▸ EXERCISE AIM
Would you return all of this data exactly, leaving nothing out?
╭─ DATA EXCERPTS
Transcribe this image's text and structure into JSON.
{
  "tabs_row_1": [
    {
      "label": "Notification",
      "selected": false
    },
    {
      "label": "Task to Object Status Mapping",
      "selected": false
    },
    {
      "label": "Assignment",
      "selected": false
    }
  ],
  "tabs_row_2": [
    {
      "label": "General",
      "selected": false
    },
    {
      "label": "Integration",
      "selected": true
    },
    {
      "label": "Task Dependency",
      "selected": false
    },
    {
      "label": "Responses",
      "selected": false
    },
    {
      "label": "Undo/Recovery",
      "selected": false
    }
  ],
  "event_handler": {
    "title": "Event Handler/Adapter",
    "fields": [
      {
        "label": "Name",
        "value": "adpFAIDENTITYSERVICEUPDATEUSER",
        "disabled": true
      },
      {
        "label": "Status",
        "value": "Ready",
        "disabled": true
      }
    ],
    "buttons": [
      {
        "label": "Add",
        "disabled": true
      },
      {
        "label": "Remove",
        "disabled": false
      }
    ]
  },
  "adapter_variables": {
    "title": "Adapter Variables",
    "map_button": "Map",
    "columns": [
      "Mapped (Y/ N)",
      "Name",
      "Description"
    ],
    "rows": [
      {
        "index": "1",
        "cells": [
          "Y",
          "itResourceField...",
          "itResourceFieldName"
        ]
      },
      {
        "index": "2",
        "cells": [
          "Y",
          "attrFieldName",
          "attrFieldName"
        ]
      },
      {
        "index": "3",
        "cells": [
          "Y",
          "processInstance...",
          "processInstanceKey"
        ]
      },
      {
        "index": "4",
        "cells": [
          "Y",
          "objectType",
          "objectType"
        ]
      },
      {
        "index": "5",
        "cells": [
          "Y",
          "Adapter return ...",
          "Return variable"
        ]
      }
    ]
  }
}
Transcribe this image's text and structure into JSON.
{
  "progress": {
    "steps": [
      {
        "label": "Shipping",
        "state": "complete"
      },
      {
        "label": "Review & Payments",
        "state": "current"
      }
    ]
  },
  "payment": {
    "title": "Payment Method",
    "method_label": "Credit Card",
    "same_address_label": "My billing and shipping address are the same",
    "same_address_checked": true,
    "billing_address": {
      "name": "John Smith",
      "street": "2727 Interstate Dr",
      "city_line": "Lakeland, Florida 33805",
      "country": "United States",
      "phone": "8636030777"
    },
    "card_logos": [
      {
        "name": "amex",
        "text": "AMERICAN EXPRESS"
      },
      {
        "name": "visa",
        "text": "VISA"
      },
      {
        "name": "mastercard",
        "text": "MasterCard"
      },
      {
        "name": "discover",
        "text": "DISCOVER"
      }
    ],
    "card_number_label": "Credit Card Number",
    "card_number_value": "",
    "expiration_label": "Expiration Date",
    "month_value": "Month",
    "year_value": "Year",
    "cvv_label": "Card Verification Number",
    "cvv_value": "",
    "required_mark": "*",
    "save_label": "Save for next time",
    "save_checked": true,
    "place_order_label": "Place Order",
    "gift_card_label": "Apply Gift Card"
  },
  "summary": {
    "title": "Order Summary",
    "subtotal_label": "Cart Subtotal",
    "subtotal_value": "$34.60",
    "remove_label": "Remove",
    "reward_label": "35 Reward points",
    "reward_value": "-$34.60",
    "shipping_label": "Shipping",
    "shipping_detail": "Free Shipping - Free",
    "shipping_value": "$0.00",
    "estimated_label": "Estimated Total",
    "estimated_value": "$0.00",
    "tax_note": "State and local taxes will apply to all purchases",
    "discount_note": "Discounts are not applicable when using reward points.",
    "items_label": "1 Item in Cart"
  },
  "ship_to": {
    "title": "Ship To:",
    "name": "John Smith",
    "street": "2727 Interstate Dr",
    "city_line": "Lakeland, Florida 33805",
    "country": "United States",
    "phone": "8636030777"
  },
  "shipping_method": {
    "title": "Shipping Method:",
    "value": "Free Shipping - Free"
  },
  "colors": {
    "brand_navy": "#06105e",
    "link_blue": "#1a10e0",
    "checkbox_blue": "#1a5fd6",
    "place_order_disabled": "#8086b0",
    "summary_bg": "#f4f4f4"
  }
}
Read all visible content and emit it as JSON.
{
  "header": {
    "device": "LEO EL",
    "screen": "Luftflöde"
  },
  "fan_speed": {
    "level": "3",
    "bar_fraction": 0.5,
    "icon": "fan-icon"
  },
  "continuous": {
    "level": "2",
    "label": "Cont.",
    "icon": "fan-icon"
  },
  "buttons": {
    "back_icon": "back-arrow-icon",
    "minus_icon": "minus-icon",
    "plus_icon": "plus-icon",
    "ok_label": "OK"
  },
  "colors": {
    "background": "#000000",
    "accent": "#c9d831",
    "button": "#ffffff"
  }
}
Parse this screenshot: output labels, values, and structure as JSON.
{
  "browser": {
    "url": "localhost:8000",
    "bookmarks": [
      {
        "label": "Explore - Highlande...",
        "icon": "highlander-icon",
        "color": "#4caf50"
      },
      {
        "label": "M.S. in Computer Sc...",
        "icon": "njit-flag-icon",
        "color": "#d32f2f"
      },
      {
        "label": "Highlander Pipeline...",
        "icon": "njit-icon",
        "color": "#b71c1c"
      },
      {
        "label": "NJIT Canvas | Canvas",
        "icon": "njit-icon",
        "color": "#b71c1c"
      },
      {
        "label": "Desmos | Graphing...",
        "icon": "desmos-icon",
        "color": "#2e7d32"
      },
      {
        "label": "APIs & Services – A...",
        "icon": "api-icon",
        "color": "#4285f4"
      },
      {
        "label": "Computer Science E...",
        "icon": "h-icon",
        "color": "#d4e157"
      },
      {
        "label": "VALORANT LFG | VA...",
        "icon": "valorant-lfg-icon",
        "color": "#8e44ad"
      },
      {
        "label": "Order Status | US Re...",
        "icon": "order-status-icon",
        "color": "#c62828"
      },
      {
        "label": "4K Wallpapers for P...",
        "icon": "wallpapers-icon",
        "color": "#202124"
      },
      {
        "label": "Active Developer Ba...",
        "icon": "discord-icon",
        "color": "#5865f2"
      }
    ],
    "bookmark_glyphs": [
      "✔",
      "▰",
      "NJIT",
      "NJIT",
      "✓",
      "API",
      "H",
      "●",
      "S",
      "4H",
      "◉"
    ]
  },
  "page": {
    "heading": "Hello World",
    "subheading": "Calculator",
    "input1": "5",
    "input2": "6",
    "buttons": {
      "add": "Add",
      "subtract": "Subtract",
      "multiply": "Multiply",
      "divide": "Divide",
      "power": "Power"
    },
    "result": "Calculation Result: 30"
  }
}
╰─
▸ COMPLETE ANSWER
Transcribe this image's text and structure into JSON.
{
  "tabs_row_1": [
    {
      "label": "Notification",
      "selected": false
    },
    {
      "label": "Task to Object Status Mapping",
      "selected": false
    },
    {
      "label": "Assignment",
      "selected": false
    }
  ],
  "tabs_row_2": [
    {
      "label": "General",
      "selected": false
    },
    {
      "label": "Integration",
      "selected": true
    },
    {
      "label": "Task Dependency",
      "selected": false
    },
    {
      "label": "Responses",
      "selected": false
    },
    {
      "label": "Undo/Recovery",
      "selected": false
    }
  ],
  "event_handler": {
    "title": "Event Handler/Adapter",
    "fields": [
      {
        "label": "Name",
        "value": "adpFAIDENTITYSERVICEUPDATEUSER",
        "disabled": true
      },
      {
        "label": "Status",
        "value": "Ready",
        "disabled": true
      }
    ],
    "buttons": [
      {
        "label": "Add",
        "disabled": true
      },
      {
        "label": "Remove",
        "disabled": false
      }
    ]
  },
  "adapter_variables": {
    "title": "Adapter Variables",
    "map_button": "Map",
    "columns": [
      "Mapped (Y/ N)",
      "Name",
      "Description"
    ],
    "rows": [
      {
        "index": "1",
        "cells": [
          "Y",
          "itResourceField...",
          "itResourceFieldName"
        ]
      },
      {
        "index": "2",
        "cells": [
          "Y",
          "attrFieldName",
          "attrFieldName"
        ]
      },
      {
        "index": "3",
        "cells": [
          "Y",
          "processInstance...",
          "processInstanceKey"
        ]
      },
      {
        "index": "4",
        "cells": [
          "Y",
          "objectType",
          "objectType"
        ]
      },
      {
        "index": "5",
        "cells": [
          "Y",
          "Adapter return ...",
          "Return variable"
        ]
      }
    ]
  }
}
Transcribe this image's text and structure into JSON.
{
  "progress": {
    "steps": [
      {
        "label": "Shipping",
        "state": "complete"
      },
      {
        "label": "Review & Payments",
        "state": "current"
      }
    ]
  },
  "payment": {
    "title": "Payment Method",
    "method_label": "Credit Card",
    "same_address_label": "My billing and shipping address are the same",
    "same_address_checked": true,
    "billing_address": {
      "name": "John Smith",
      "street": "2727 Interstate Dr",
      "city_line": "Lakeland, Florida 33805",
      "country": "United States",
      "phone": "8636030777"
    },
    "card_logos": [
      {
        "name": "amex",
        "text": "AMERICAN EXPRESS"
      },
      {
        "name": "visa",
        "text": "VISA"
      },
      {
        "name": "mastercard",
        "text": "MasterCard"
      },
      {
        "name": "discover",
        "text": "DISCOVER"
      }
    ],
    "card_number_label": "Credit Card Number",
    "card_number_value": "",
    "expiration_label": "Expiration Date",
    "month_value": "Month",
    "year_value": "Year",
    "cvv_label": "Card Verification Number",
    "cvv_value": "",
    "required_mark": "*",
    "save_label": "Save for next time",
    "save_checked": true,
    "place_order_label": "Place Order",
    "gift_card_label": "Apply Gift Card"
  },
  "summary": {
    "title": "Order Summary",
    "subtotal_label": "Cart Subtotal",
    "subtotal_value": "$34.60",
    "remove_label": "Remove",
    "reward_label": "35 Reward points",
    "reward_value": "-$34.60",
    "shipping_label": "Shipping",
    "shipping_detail": "Free Shipping - Free",
    "shipping_value": "$0.00",
    "estimated_label": "Estimated Total",
    "estimated_value": "$0.00",
    "tax_note": "State and local taxes will apply to all purchases",
    "discount_note": "Discounts are not applicable when using reward points.",
    "items_label": "1 Item in Cart"
  },
  "ship_to": {
    "title": "Ship To:",
    "name": "John Smith",
    "street": "2727 Interstate Dr",
    "city_line": "Lakeland, Florida 33805",
    "country": "United States",
    "phone": "8636030777"
  },
  "shipping_method": {
    "title": "Shipping Method:",
    "value": "Free Shipping - Free"
  },
  "colors": {
    "brand_navy": "#06105e",
    "link_blue": "#1a10e0",
    "checkbox_blue": "#1a5fd6",
    "place_order_disabled": "#8086b0",
    "summary_bg": "#f4f4f4"
  }
}
Read all visible content and emit it as JSON.
{
  "header": {
    "device": "LEO EL",
    "screen": "Luftflöde"
  },
  "fan_speed": {
    "level": "3",
    "bar_fraction": 0.5,
    "icon": "fan-icon"
  },
  "continuous": {
    "level": "2",
    "label": "Cont.",
    "icon": "fan-icon"
  },
  "buttons": {
    "back_icon": "back-arrow-icon",
    "minus_icon": "minus-icon",
    "plus_icon": "plus-icon",
    "ok_label": "OK"
  },
  "colors": {
    "background": "#000000",
    "accent": "#c9d831",
    "button": "#ffffff"
  }
}
Parse this screenshot: output labels, values, and structure as JSON.
{
  "browser": {
    "url": "localhost:8000",
    "bookmarks": [
      {
        "label": "Explore - Highlande...",
        "icon": "highlander-icon",
        "color": "#4caf50"
      },
      {
        "label": "M.S. in Computer Sc...",
        "icon": "njit-flag-icon",
        "color": "#d32f2f"
      },
      {
        "label": "Highlander Pipeline...",
        "icon": "njit-icon",
        "color": "#b71c1c"
      },
      {
        "label": "NJIT Canvas | Canvas",
        "icon": "njit-icon",
        "color": "#b71c1c"
      },
      {
        "label": "Desmos | Graphing...",
        "icon": "desmos-icon",
        "color": "#2e7d32"
      },
      {
        "label": "APIs & Services – A...",
        "icon": "api-icon",
        "color": "#4285f4"
      },
      {
        "label": "Computer Science E...",
        "icon": "h-icon",
        "color": "#d4e157"
      },
      {
        "label": "VALORANT LFG | VA...",
        "icon": "valorant-lfg-icon",
        "color": "#8e44ad"
      },
      {
        "label": "Order Status | US Re...",
        "icon": "order-status-icon",
        "color": "#c62828"
      },
      {
        "label": "4K Wallpapers for P...",
        "icon": "wallpapers-icon",
        "color": "#202124"
      },
      {
        "label": "Active Developer Ba...",
        "icon": "discord-icon",
        "color": "#5865f2"
      }
    ],
    "bookmark_glyphs": [
      "✔",
      "▰",
      "NJIT",
      "NJIT",
      "✓",
      "API",
      "H",
      "●",
      "S",
      "4H",
      "◉"
    ]
  },
  "page": {
    "heading": "Hello World",
    "subheading": "Calculator",
    "input1": "5",
    "input2": "6",
    "buttons": {
      "add": "Add",
      "subtract": "Subtract",
      "multiply": "Multiply",
      "divide": "Divide",
      "power": "Power"
    },
    "result": "Calculation Result: 30"
  }
}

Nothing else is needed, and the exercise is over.